*WHAT THE TASK REQUIRES*: Every record here needs to be written out again exactly.

Collected data entries:
--------
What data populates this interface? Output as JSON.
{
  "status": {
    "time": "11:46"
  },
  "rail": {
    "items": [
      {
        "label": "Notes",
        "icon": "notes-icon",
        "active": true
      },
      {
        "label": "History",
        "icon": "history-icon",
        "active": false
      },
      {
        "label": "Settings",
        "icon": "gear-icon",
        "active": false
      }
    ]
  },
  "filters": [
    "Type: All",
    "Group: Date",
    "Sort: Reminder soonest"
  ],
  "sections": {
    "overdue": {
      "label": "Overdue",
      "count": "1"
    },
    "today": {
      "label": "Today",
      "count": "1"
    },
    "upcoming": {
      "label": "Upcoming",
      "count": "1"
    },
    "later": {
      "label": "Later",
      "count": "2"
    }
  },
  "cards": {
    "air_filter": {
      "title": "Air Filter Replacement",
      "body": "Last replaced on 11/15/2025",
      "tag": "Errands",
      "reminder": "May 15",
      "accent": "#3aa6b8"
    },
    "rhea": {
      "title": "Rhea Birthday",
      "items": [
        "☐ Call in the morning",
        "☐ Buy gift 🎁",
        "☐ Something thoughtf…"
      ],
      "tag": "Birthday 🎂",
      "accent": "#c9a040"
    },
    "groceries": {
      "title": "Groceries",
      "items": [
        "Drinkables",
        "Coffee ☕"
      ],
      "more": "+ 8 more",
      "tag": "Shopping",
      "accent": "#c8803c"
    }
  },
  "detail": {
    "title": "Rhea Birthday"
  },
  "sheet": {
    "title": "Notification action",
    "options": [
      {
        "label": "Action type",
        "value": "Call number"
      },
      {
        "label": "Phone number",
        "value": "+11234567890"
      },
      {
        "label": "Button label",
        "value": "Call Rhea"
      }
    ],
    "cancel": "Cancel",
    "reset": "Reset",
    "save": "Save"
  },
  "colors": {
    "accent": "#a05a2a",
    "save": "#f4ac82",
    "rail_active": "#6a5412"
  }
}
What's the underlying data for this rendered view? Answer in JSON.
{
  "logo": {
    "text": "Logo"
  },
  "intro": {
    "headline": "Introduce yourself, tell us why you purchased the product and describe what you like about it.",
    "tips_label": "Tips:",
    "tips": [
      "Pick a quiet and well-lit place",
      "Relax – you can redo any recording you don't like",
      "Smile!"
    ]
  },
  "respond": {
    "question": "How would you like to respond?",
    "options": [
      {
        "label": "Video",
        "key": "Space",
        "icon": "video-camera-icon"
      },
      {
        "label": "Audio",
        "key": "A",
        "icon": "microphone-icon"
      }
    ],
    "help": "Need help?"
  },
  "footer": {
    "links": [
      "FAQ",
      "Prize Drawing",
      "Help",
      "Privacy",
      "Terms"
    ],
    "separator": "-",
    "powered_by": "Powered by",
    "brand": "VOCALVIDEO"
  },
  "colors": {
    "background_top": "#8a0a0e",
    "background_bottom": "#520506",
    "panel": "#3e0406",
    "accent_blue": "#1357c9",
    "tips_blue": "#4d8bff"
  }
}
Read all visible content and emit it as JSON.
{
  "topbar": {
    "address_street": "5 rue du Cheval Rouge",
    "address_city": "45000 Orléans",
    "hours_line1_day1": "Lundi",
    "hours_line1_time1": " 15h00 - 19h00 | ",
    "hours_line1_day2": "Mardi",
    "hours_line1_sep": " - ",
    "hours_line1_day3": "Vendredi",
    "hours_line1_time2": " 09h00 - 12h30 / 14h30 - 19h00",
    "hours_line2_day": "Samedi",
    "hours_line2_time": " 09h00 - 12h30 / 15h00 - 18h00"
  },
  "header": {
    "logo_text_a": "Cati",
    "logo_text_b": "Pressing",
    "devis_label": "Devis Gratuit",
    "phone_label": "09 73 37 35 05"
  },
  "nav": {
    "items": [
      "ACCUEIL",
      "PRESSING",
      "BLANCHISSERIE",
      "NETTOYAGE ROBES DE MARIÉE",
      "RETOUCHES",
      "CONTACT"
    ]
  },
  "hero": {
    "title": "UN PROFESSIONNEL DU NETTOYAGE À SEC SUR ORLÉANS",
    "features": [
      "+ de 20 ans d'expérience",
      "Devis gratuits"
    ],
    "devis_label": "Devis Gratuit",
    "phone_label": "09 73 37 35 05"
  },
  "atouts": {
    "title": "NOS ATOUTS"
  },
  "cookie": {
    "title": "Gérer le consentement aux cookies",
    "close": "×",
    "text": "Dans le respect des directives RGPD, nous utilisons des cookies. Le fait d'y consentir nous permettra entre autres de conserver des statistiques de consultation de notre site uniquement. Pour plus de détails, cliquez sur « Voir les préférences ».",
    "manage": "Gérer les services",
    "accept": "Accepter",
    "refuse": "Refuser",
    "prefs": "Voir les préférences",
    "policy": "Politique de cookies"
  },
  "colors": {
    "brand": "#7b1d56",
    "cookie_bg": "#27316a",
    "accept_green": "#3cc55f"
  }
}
--------
*OUTPUT OF THE TASK*:
What data populates this interface? Output as JSON.
{
  "status": {
    "time": "11:46"
  },
  "rail": {
    "items": [
      {
        "label": "Notes",
        "icon": "notes-icon",
        "active": true
      },
      {
        "label": "History",
        "icon": "history-icon",
        "active": false
      },
      {
        "label": "Settings",
        "icon": "gear-icon",
        "active": false
      }
    ]
  },
  "filters": [
    "Type: All",
    "Group: Date",
    "Sort: Reminder soonest"
  ],
  "sections": {
    "overdue": {
      "label": "Overdue",
      "count": "1"
    },
    "today": {
      "label": "Today",
      "count": "1"
    },
    "upcoming": {
      "label": "Upcoming",
      "count": "1"
    },
    "later": {
      "label": "Later",
      "count": "2"
    }
  },
  "cards": {
    "air_filter": {
      "title": "Air Filter Replacement",
      "body": "Last replaced on 11/15/2025",
      "tag": "Errands",
      "reminder": "May 15",
      "accent": "#3aa6b8"
    },
    "rhea": {
      "title": "Rhea Birthday",
      "items": [
        "☐ Call in the morning",
        "☐ Buy gift 🎁",
        "☐ Something thoughtf…"
      ],
      "tag": "Birthday 🎂",
      "accent": "#c9a040"
    },
    "groceries": {
      "title": "Groceries",
      "items": [
        "Drinkables",
        "Coffee ☕"
      ],
      "more": "+ 8 more",
      "tag": "Shopping",
      "accent": "#c8803c"
    }
  },
  "detail": {
    "title": "Rhea Birthday"
  },
  "sheet": {
    "title": "Notification action",
    "options": [
      {
        "label": "Action type",
        "value": "Call number"
      },
      {
        "label": "Phone number",
        "value": "+11234567890"
      },
      {
        "label": "Button label",
        "value": "Call Rhea"
      }
    ],
    "cancel": "Cancel",
    "reset": "Reset",
    "save": "Save"
  },
  "colors": {
    "accent": "#a05a2a",
    "save": "#f4ac82",
    "rail_active": "#6a5412"
  }
}
What's the underlying data for this rendered view? Answer in JSON.
{
  "logo": {
    "text": "Logo"
  },
  "intro": {
    "headline": "Introduce yourself, tell us why you purchased the product and describe what you like about it.",
    "tips_label": "Tips:",
    "tips": [
      "Pick a quiet and well-lit place",
      "Relax – you can redo any recording you don't like",
      "Smile!"
    ]
  },
  "respond": {
    "question": "How would you like to respond?",
    "options": [
      {
        "label": "Video",
        "key": "Space",
        "icon": "video-camera-icon"
      },
      {
        "label": "Audio",
        "key": "A",
        "icon": "microphone-icon"
      }
    ],
    "help": "Need help?"
  },
  "footer": {
    "links": [
      "FAQ",
      "Prize Drawing",
      "Help",
      "Privacy",
      "Terms"
    ],
    "separator": "-",
    "powered_by": "Powered by",
    "brand": "VOCALVIDEO"
  },
  "colors": {
    "background_top": "#8a0a0e",
    "background_bottom": "#520506",
    "panel": "#3e0406",
    "accent_blue": "#1357c9",
    "tips_blue": "#4d8bff"
  }
}
Read all visible content and emit it as JSON.
{
  "topbar": {
    "address_street": "5 rue du Cheval Rouge",
    "address_city": "45000 Orléans",
    "hours_line1_day1": "Lundi",
    "hours_line1_time1": " 15h00 - 19h00 | ",
    "hours_line1_day2": "Mardi",
    "hours_line1_sep": " - ",
    "hours_line1_day3": "Vendredi",
    "hours_line1_time2": " 09h00 - 12h30 / 14h30 - 19h00",
    "hours_line2_day": "Samedi",
    "hours_line2_time": " 09h00 - 12h30 / 15h00 - 18h00"
  },
  "header": {
    "logo_text_a": "Cati",
    "logo_text_b": "Pressing",
    "devis_label": "Devis Gratuit",
    "phone_label": "09 73 37 35 05"
  },
  "nav": {
    "items": [
      "ACCUEIL",
      "PRESSING",
      "BLANCHISSERIE",
      "NETTOYAGE ROBES DE MARIÉE",
      "RETOUCHES",
      "CONTACT"
    ]
  },
  "hero": {
    "title": "UN PROFESSIONNEL DU NETTOYAGE À SEC SUR ORLÉANS",
    "features": [
      "+ de 20 ans d'expérience",
      "Devis gratuits"
    ],
    "devis_label": "Devis Gratuit",
    "phone_label": "09 73 37 35 05"
  },
  "atouts": {
    "title": "NOS ATOUTS"
  },
  "cookie": {
    "title": "Gérer le consentement aux cookies",
    "close": "×",
    "text": "Dans le respect des directives RGPD, nous utilisons des cookies. Le fait d'y consentir nous permettra entre autres de conserver des statistiques de consultation de notre site uniquement. Pour plus de détails, cliquez sur « Voir les préférences ».",
    "manage": "Gérer les services",
    "accept": "Accepter",
    "refuse": "Refuser",
    "prefs": "Voir les préférences",
    "policy": "Politique de cookies"
  },
  "colors": {
    "brand": "#7b1d56",
    "cookie_bg": "#27316a",
    "accept_green": "#3cc55f"
  }
}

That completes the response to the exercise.